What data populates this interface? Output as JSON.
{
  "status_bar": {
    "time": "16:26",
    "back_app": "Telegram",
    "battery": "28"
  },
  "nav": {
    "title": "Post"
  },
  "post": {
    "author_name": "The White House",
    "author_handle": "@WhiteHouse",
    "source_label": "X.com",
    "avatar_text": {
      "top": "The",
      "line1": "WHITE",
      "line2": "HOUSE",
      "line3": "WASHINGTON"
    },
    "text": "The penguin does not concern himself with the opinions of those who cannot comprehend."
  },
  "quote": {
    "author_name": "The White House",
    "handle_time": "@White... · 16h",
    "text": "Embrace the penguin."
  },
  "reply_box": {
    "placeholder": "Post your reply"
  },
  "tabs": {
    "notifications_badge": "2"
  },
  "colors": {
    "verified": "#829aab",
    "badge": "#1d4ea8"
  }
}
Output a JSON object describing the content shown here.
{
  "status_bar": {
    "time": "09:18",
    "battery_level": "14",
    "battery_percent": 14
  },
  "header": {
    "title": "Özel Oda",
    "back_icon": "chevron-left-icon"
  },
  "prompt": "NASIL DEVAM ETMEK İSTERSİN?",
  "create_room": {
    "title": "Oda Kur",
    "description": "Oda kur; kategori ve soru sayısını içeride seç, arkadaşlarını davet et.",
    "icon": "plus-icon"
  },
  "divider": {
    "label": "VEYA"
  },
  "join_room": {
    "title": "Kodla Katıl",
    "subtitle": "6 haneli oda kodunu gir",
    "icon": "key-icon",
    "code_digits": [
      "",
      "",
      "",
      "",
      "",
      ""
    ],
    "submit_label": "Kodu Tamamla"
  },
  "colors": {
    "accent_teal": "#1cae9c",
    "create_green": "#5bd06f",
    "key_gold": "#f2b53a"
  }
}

## SET TASK
In the listing above, find the line containing "Output a JSON", then reproduce it and each line after it through the end, exactly and with nothing added.

## THE COMPLETED TASK
Output a JSON object describing the content shown here.
{
  "status_bar": {
    "time": "09:18",
    "battery_level": "14",
    "battery_percent": 14
  },
  "header": {
    "title": "Özel Oda",
    "back_icon": "chevron-left-icon"
  },
  "prompt": "NASIL DEVAM ETMEK İSTERSİN?",
  "create_room": {
    "title": "Oda Kur",
    "description": "Oda kur; kategori ve soru sayısını içeride seç, arkadaşlarını davet et.",
    "icon": "plus-icon"
  },
  "divider": {
    "label": "VEYA"
  },
  "join_room": {
    "title": "Kodla Katıl",
    "subtitle": "6 haneli oda kodunu gir",
    "icon": "key-icon",
    "code_digits": [
      "",
      "",
      "",
      "",
      "",
      ""
    ],
    "submit_label": "Kodu Tamamla"
  },
  "colors": {
    "accent_teal": "#1cae9c",
    "create_green": "#5bd06f",
    "key_gold": "#f2b53a"
  }
}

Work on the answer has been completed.